■ **課題文**:
>>>
楚瞳はこっそり地下室へ向かい、困樵にデッサンを見せていた。その姿を見ていた楚褀は楚瞳に「父親に言いつける」と言うが、逆に「いじめられていた奴らが全員死んで嬉しかったくせに」と返され言葉に詰まってしまう。下校途中の楚瞳に母の不倫相手らしい男が接触し、家から脱出する協力を頼んでくる。母は妊娠していると言う。その場に現れた楚褀とともに帰宅する。深夜、家を出ようとしていた母を見かけた楚瞳は「出て行くなら行けばいい」と告げた。翌朝、母はいつも通りに朝食の準備をしていた。汪氏は母を翌朝病院に連れて行くという。

夜、于困樵はバス転落事故の夢をみていた。100元を受け取り靴の紐を結ばなければ楚褀がいじめられると分かった困樵は言うとおりにした。その時トラックがバスに衝突し、バスは子どもたちを乗せたまま崖から転落した。目覚めると、楚瞳が靴の紐を結んでほしいと現れる。様子がおかしい楚瞳を止めたのは楚褀だった。

翌日の昼間は誰も家にいなかったので、楚瞳は困樵を上の階へと連れ出す。楚瞳は、汪氏は元々写真家でありRoyという同僚がいたこと、家の中に飾られている写真はすべてRoyの作品であること、家業を継ぐように言われ写真の道を諦めたことを話した。困樵が地下室に戻ると、上から楚瞳の悲鳴が聞こえる。慌てて上へと駆け上がると、汪氏らが戻ってきており、楚瞳は足に火傷のような怪我を負っていた。家族は困樵の仕業と思い、楚瞳も何故かそれを否定しなかった。

夜になると汪氏の妻が困樵を呼びつける。その姿は血だらけで、物音で家族が起きてくる。妻は「このえ家はおかしい、路路を見た」と叫ぶ。汪氏は起こった様子で全員に部屋に戻るよう告げた。

翌日、楚瞳は楚褀を連れて写生に出かけようとする。汪氏は、楚褀ではなく困樵を連れて行くように命じる。2人が出掛けた後、汪氏は書斎へ、妻は楚褀を連れて食料庫へ向かう。すると妻は楚褀を閉じ込めてしまう。写生に向かった楚瞳は困樵に「あの家はおかしい、家には戻らず橋渡り逃げよう」と告げる。困樵はそんな楚瞳に「彼女は君の母親じゃない、路路の母親だ」と言う。

汪氏が閉じ込められていた楚褀に気づき助けると、母親は汪氏の書斎に入り、カメラを破壊していた。半狂乱の母親は「楚褀の眼は灰色」だと言い、汪氏が写った写真を破り捨てた。
<<<
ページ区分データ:
>>>
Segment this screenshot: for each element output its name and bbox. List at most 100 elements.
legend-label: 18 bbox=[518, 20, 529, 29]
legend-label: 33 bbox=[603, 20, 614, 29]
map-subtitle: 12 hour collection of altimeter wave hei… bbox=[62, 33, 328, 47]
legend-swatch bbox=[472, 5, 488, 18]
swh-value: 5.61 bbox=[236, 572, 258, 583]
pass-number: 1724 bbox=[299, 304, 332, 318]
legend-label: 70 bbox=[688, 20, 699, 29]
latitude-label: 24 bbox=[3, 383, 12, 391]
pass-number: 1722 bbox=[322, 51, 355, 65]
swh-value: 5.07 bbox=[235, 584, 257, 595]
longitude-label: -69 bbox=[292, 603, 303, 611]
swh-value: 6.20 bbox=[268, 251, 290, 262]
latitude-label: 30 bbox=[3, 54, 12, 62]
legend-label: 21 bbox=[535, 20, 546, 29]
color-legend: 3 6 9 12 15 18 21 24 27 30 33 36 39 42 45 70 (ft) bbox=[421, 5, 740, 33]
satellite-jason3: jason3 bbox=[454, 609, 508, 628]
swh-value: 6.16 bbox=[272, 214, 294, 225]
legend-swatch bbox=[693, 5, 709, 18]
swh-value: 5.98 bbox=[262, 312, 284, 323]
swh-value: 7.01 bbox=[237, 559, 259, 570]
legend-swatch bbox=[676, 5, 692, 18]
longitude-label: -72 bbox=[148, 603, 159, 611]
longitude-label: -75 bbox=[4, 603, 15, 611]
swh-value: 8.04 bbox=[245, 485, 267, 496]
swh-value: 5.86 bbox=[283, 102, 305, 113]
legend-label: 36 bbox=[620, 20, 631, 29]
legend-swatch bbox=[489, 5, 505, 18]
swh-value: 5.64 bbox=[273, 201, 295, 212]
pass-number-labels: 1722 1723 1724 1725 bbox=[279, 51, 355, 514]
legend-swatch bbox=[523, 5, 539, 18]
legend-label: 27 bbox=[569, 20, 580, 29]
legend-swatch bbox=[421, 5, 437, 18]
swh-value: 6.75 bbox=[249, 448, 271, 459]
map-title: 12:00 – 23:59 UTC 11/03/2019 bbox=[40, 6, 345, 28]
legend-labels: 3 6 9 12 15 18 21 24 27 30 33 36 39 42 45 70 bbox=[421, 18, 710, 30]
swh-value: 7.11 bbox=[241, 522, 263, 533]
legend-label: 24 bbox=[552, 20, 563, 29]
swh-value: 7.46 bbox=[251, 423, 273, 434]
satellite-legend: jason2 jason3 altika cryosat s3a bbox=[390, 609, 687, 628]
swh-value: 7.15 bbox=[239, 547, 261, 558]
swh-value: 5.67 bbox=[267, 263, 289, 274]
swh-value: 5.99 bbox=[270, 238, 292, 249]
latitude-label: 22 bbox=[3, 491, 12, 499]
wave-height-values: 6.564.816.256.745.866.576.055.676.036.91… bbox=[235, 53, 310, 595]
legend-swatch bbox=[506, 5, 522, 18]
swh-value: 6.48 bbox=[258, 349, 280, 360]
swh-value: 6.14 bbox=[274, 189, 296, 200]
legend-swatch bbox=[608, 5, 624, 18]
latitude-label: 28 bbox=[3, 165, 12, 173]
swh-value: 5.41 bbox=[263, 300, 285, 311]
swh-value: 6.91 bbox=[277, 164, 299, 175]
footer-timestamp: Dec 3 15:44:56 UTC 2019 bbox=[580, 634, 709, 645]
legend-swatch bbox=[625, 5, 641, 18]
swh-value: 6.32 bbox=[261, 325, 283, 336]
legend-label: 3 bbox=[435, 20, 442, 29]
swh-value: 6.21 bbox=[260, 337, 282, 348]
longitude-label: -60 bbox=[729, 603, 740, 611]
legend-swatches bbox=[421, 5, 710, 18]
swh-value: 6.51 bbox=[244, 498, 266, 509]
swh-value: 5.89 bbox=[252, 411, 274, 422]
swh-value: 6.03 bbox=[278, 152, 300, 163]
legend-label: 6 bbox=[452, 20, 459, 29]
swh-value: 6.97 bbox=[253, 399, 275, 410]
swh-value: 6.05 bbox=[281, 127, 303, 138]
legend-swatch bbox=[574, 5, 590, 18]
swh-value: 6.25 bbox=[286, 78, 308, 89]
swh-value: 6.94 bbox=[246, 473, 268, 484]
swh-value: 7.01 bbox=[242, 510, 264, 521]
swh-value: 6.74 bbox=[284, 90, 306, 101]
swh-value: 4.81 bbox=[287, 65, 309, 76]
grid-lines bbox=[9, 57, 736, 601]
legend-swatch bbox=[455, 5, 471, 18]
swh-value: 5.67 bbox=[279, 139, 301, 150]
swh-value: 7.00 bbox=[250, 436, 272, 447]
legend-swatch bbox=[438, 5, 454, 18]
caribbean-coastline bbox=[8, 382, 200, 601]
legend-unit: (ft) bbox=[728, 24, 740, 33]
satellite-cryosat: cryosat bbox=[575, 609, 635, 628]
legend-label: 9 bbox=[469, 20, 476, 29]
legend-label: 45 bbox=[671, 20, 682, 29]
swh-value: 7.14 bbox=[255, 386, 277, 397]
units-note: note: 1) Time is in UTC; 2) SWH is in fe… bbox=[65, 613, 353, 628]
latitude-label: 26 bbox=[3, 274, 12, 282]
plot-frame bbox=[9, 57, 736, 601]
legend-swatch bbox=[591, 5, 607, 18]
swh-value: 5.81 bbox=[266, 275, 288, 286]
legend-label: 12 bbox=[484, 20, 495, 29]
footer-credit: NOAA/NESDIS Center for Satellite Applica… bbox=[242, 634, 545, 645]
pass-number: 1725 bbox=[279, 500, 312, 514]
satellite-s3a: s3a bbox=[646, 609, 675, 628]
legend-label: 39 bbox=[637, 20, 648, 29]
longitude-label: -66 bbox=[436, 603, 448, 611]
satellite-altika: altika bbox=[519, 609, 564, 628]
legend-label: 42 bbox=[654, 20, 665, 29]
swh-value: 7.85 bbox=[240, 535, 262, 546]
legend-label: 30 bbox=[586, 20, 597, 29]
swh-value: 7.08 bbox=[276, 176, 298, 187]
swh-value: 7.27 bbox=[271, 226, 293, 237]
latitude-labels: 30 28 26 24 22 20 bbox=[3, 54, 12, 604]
<<<
■ **作業課題 A**: 上にある楚瞳と困樵のあらすじから、「翌日、楚瞳は楚褀を連れて写生」で始まり「氏が写った写真を破り捨てた。」まで続く箇所を一字一句変えずに引用してもらえますか？
■ **作業課題 B**: 楚瞳と困樵をめぐるあらすじを、最後の文の後から続けて書いてもらえますか？

■ **解答 A**:
翌日、楚瞳は楚褀を連れて写生に出かけようとする。汪氏は、楚褀ではなく困樵を連れて行くように命じる。2人が出掛けた後、汪氏は書斎へ、妻は楚褀を連れて食料庫へ向かう。すると妻は楚褀を閉じ込めてしまう。写生に向かった楚瞳は困樵に「あの家はおかしい、家には戻らず橋渡り逃げよう」と告げる。困樵はそんな楚瞳に「彼女は君の母親じゃない、路路の母親だ」と言う。

汪氏が閉じ込められていた楚褀に気づき助けると、母親は汪氏の書斎に入り、カメラを破壊していた。半狂乱の母親は「楚褀の眼は灰色」だと言い、汪氏が写った写真を破り捨てた。

■ **解答 B**:
楚瞳と困樵が家に戻ると、家族が食卓に集まっていた。汪氏は、母に向かって“暁雪”と呼びかけると楚瞳は「母の名を呼ぶな」と言う。そう、この家族は本来無縁である人間たちの集まりだった。それが暴露されてもなお、家族を続けていこうという汪氏の背中を楚瞳がナイフで刺してしまう。警察に連行されそれぞれに取り調べを受ける中で、家族の正体が明らかになる。

前妻の娘汪楚瞳、バス転落事故の被害者潘晨路の母親、養子として迎えた陳小斉、そしてバスの運転手于困樵。事件後の裁判で于困樵は無罪となっていた。その裁判の場で、汪氏と潘晨路の母親は出会い、連絡先を渡される。彼女は潘氏集団の社長の愛人で、娘の潘晨路が死んだことで頼りの養育費が得られなくなったのだと言う。次に接触してきたのは自己の生き残り陳小斉の父親だった。経営する工場を売っても障害が残った小斉を養う金がないと言う。汪氏は陳小斉を養子に迎え、汪楚祺と改名させた。汪氏らが控訴しても事故の判決は覆らなかった。そして、汪氏は奇妙な家族を作り上げ、于困樵を病院から引き取り、自らの手で于困樵を罪と向かい合わせ自首させようとしていたのだった。こうして奇妙な“家族”の共同生活は終わりを告げた。

解説

本作の中で最も狂気的な人物は、どう見ても奇妙な家族を作り上げ、それを維持し続けようとした汪氏ですよね。しかしながら、私は汪氏の行動の全容が一度の視聴で理解しきれず…鑑賞後に色々と調べたり、あらためて見直してみたりしました。ほとんどの伏線が集約されてくると思うので、解説として書き記しておこうと思います。

汪氏とRoyと張暁雪

汪氏とRoyは写真家としての仲間で、張暁雪は彼らのモデルとして良い友人関係を築いていまいした。しかし、汪氏が家業を継ぐために写真事務所を閉じた時、Royは姿を消してしまいました。汪氏は実家が決めた女性と結婚するのが嫌で、父親に家業を継ぐ条件として「自分の知らない女性ととの結婚を無理強いしない」と約束させたと言います。それを聞いたシングルマザーの暁雪は、汪氏t結婚する提案をします。結婚式の場で暁雪は、「彼の1番はカメラだと分かっている、2番目になれたら良い」と言い、。汪氏はそんな暁雪に「君が良いのなら子供を作ろう」と言います。そして、生まれた子供の眼の色は灰色だったわけです。そして暁雪は自殺してしまいます。

これはつまり、汪氏とRoyが親密な関係で、暁雪に産ませた子供楚祺はどこかしらで保管していたであろうRoyのものを使って作らせたと言うことでしょう。Royは外国人と明言されていますし、暁雪と汪氏の子供であればアジア系なわけですから。子供が産まれてそのことを知った暁雪は、自ら死を選んだのです。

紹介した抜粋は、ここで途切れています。